### Brief:
Scan each line of the records for the word "June" and extract the ones that have it.

==== Listing

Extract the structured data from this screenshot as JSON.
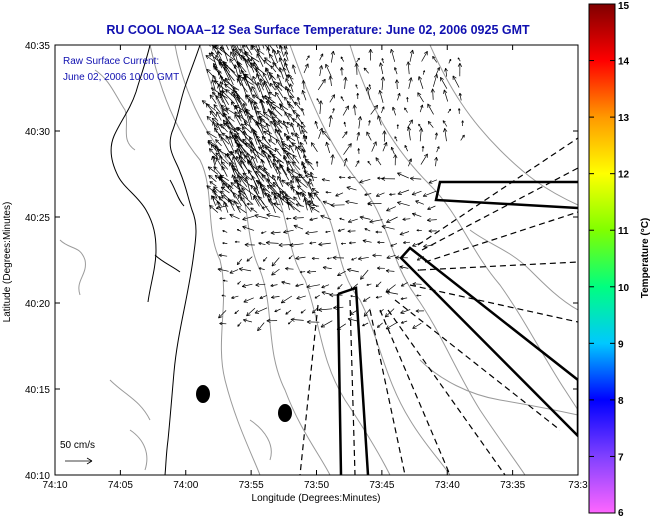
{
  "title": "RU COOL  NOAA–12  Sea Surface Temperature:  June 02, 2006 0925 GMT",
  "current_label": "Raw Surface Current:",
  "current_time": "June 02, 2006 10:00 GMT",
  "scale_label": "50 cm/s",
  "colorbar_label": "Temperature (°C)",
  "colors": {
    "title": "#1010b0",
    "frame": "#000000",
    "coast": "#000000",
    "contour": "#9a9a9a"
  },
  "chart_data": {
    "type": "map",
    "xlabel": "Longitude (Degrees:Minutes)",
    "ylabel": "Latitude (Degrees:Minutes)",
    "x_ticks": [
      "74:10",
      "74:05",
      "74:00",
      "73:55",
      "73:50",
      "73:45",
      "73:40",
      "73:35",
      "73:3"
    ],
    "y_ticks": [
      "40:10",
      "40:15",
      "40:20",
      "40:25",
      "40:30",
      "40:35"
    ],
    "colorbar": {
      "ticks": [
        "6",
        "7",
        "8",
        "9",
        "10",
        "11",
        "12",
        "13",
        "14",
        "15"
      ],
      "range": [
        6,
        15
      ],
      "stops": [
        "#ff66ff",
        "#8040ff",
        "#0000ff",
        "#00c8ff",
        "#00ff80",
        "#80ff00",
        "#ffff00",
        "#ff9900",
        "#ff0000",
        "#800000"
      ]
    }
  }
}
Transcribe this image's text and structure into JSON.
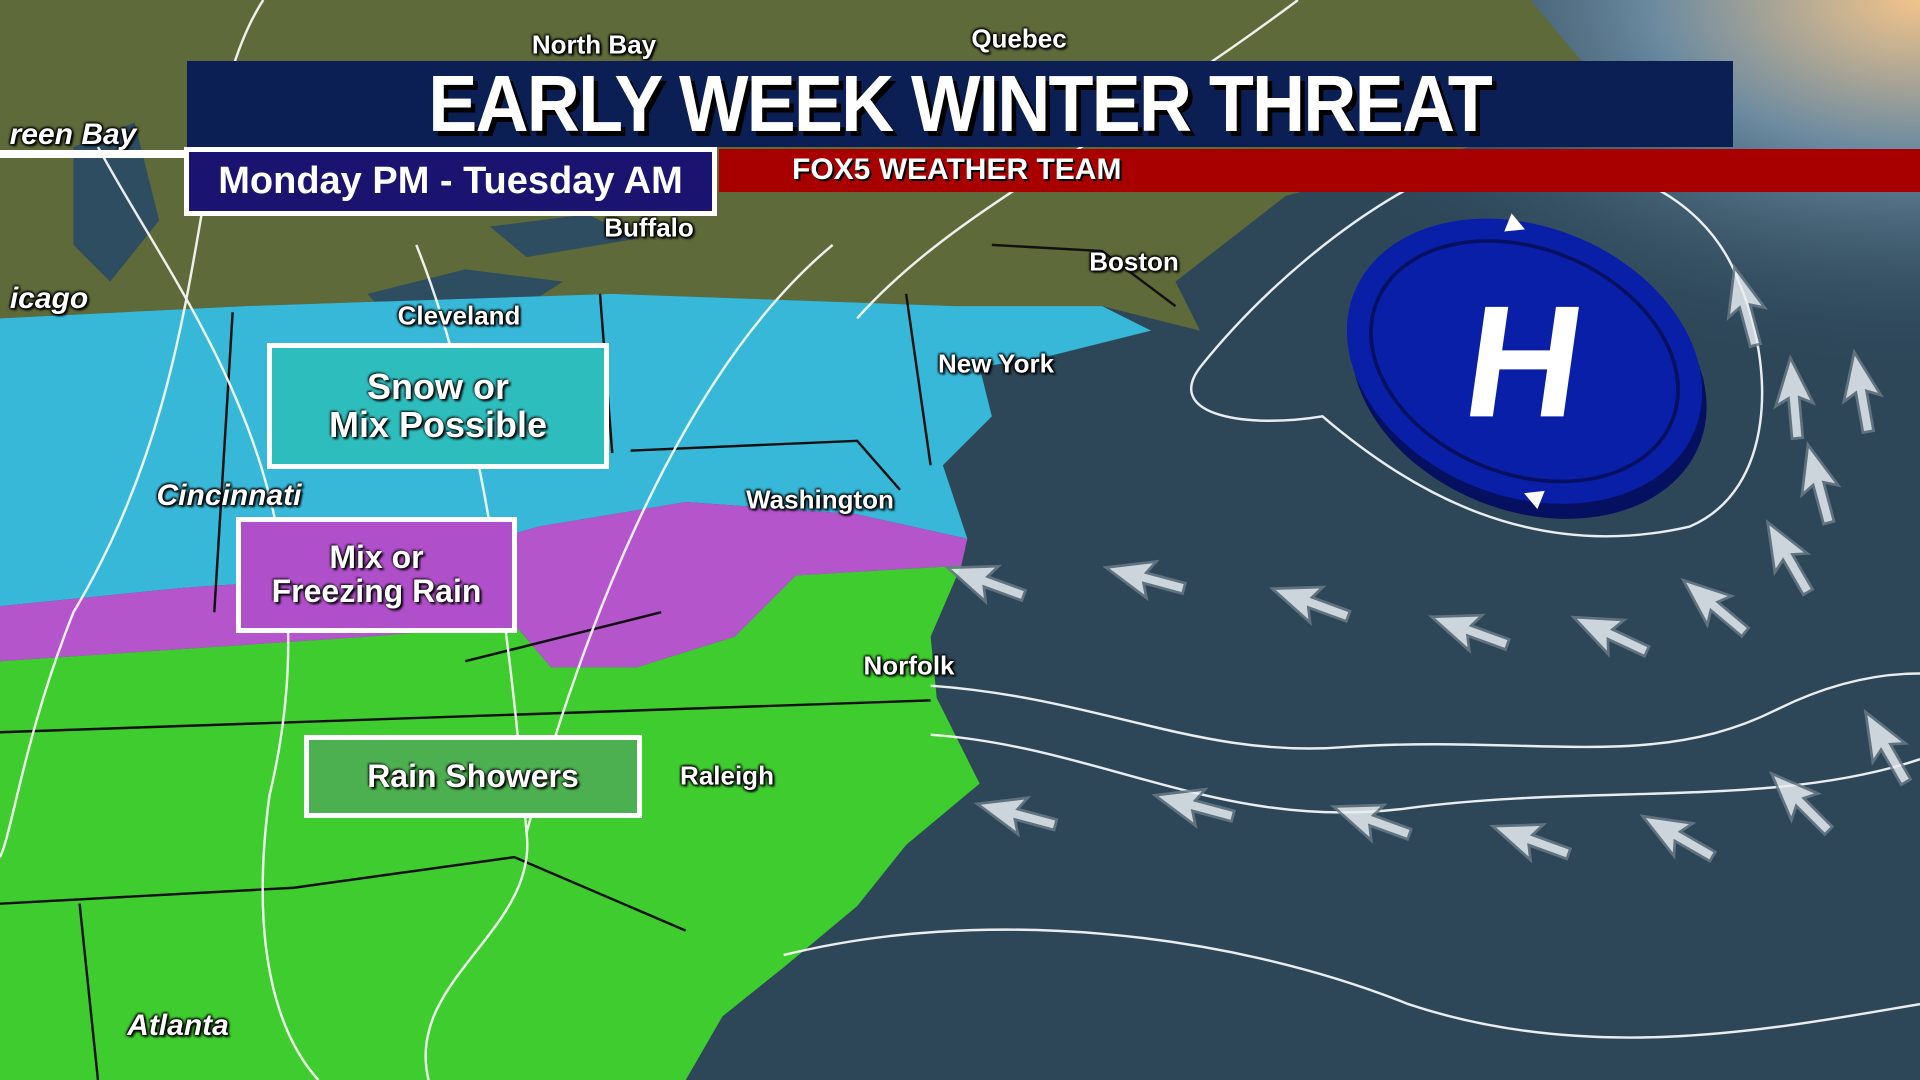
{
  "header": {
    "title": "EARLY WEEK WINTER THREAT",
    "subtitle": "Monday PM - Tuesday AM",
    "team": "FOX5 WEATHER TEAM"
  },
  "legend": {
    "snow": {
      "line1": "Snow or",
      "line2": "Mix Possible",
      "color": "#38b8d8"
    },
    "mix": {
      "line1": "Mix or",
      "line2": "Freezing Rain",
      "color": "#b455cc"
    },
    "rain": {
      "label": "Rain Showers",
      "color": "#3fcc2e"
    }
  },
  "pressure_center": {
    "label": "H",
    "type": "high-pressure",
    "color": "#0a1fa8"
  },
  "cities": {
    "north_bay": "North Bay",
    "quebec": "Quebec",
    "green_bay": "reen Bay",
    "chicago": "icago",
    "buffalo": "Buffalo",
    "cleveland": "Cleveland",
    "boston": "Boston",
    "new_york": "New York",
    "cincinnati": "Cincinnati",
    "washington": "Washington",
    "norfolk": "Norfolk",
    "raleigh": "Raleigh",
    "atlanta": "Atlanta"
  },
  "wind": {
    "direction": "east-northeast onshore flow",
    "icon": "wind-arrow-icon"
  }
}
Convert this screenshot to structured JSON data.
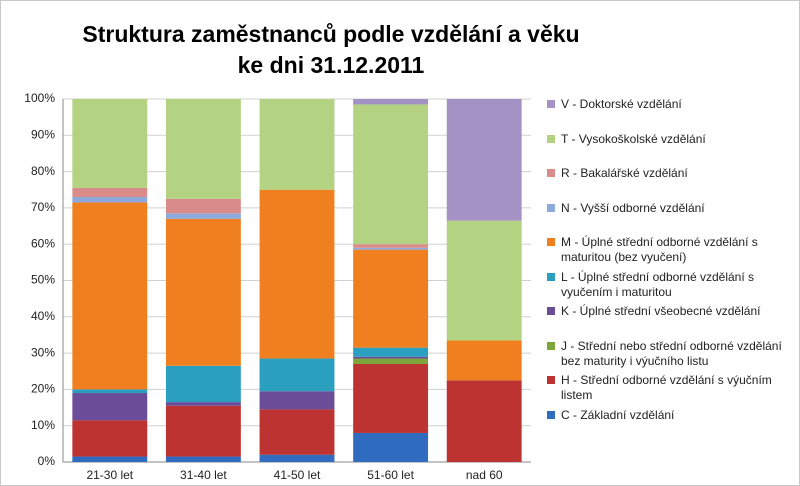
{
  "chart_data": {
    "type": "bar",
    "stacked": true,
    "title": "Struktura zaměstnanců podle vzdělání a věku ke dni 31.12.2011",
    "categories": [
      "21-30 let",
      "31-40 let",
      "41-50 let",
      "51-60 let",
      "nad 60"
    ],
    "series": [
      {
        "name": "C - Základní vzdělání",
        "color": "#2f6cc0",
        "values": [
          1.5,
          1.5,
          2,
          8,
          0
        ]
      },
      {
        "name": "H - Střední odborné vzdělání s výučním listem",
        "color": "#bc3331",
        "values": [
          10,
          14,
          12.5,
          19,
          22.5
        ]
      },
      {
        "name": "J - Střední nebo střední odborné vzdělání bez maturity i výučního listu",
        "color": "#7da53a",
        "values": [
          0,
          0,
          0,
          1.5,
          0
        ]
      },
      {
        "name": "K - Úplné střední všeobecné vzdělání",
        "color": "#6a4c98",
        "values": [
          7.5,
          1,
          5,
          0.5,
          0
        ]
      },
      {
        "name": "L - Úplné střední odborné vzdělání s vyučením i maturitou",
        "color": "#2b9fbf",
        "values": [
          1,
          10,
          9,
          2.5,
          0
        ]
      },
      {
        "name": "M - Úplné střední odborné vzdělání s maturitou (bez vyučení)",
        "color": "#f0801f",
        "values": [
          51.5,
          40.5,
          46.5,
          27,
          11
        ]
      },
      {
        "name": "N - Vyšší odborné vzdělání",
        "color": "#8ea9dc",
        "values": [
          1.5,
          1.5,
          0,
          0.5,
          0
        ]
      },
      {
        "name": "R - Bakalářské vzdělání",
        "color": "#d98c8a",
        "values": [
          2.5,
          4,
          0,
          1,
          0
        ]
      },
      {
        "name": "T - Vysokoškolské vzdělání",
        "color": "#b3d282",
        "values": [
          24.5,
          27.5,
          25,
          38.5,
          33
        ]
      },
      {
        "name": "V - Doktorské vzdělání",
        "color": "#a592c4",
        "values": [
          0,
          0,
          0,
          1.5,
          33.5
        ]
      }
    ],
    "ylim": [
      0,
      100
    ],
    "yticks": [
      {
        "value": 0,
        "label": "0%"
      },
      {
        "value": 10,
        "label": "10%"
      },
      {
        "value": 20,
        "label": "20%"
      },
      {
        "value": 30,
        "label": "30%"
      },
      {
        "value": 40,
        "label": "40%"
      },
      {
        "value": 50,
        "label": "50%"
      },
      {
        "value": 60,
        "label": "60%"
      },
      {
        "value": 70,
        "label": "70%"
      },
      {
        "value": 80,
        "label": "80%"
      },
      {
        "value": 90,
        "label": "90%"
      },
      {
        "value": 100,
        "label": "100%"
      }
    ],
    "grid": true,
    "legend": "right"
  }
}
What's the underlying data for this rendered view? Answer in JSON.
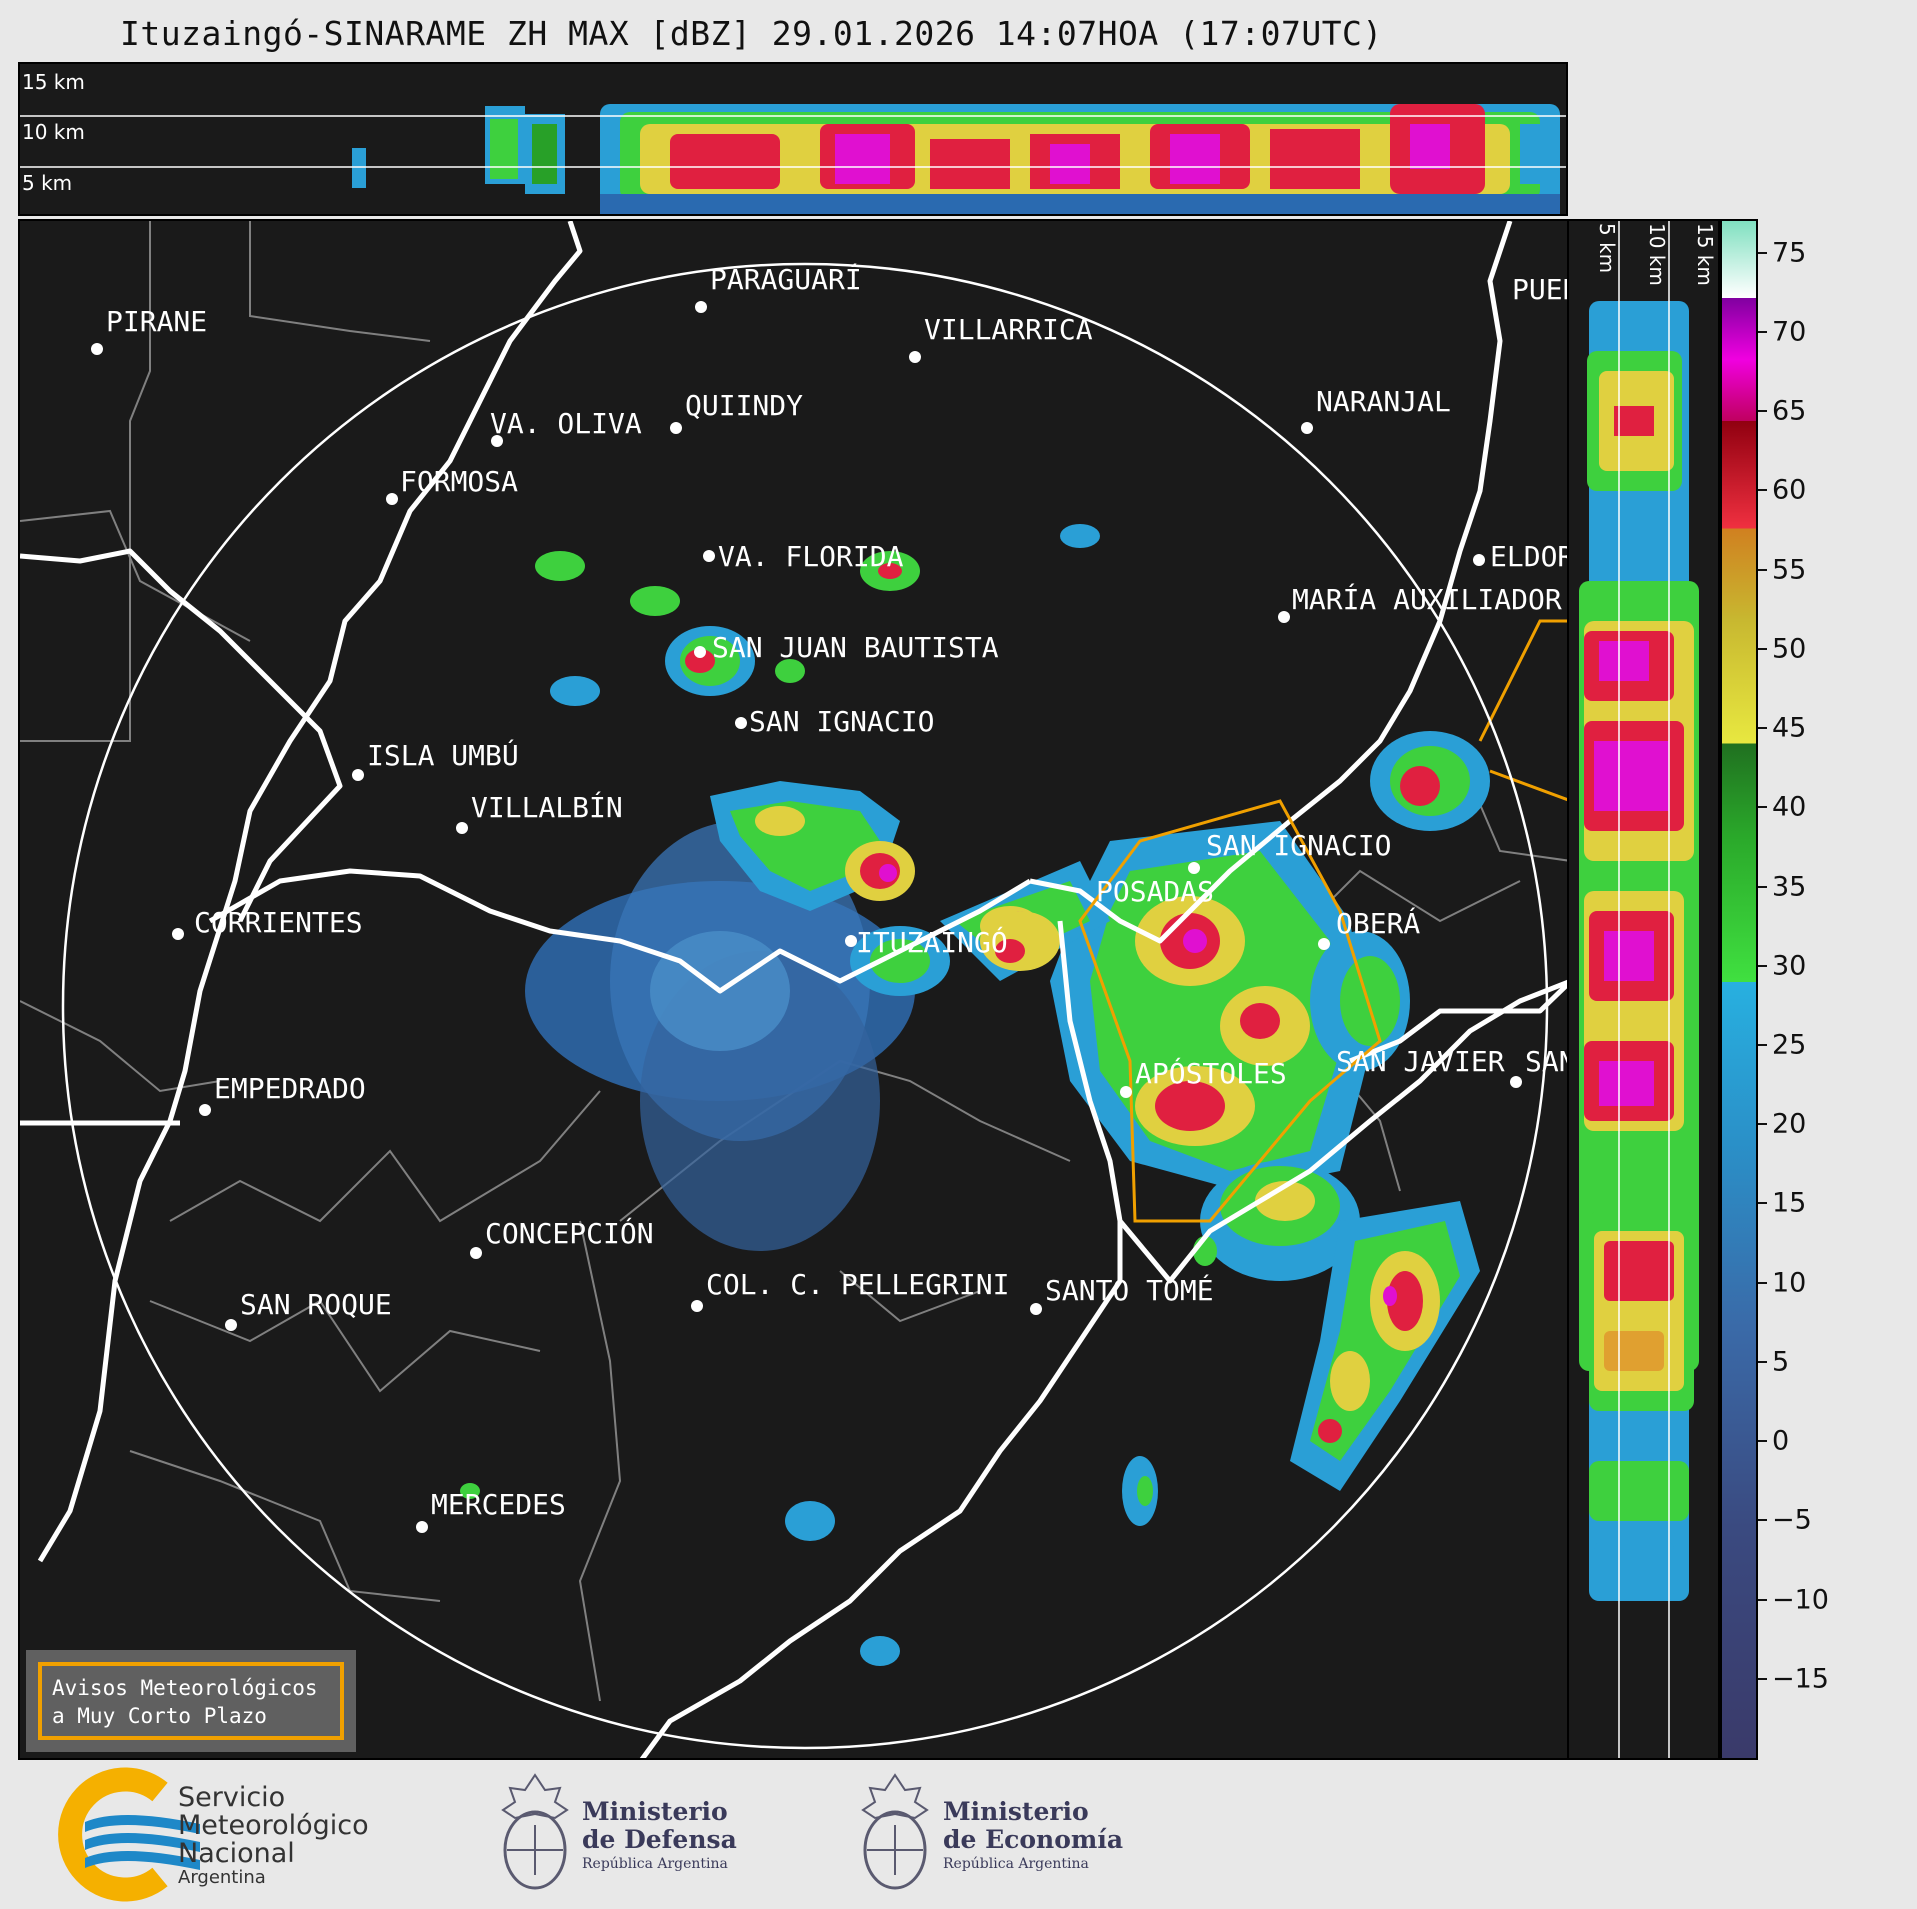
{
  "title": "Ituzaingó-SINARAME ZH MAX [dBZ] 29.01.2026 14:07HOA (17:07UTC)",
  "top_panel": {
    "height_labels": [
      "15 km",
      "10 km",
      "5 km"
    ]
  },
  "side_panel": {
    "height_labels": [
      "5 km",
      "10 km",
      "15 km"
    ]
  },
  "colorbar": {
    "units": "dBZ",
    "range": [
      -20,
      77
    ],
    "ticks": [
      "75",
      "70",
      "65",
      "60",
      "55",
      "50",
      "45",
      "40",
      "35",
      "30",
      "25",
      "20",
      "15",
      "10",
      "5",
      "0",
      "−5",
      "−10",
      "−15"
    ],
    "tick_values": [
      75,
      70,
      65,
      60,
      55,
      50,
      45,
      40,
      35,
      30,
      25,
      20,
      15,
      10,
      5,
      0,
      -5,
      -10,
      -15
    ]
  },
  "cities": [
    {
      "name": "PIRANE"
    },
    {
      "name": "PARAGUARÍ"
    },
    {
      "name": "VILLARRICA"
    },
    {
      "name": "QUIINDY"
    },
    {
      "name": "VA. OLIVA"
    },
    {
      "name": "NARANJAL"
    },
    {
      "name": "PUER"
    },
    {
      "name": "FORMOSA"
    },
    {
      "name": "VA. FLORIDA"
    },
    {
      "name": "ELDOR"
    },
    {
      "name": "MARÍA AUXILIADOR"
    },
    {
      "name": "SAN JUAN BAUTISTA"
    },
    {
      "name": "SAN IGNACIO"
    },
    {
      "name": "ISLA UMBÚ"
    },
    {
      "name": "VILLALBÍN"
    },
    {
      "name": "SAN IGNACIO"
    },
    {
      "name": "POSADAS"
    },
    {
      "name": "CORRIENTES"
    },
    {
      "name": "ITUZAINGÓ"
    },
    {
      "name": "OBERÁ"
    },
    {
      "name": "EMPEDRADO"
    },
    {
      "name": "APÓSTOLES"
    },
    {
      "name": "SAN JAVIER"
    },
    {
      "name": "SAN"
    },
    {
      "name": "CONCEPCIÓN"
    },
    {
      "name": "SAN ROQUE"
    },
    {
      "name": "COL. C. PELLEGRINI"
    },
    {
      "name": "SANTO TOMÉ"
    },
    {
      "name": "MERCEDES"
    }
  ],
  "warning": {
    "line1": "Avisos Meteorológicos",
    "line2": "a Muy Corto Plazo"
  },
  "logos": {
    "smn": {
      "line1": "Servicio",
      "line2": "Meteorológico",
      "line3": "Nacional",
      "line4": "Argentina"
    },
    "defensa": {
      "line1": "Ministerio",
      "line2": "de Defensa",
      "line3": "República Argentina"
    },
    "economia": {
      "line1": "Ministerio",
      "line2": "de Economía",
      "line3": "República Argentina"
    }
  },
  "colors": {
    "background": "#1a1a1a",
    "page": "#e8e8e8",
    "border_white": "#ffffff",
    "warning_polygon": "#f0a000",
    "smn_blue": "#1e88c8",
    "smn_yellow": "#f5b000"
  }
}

========

### Expected answer:
  "title": "RU COOL  NOAA–12  Sea Surface Temperature:  June 02, 2006 0925 GMT",
  "current_time": "June 02, 2006 10:00 GMT",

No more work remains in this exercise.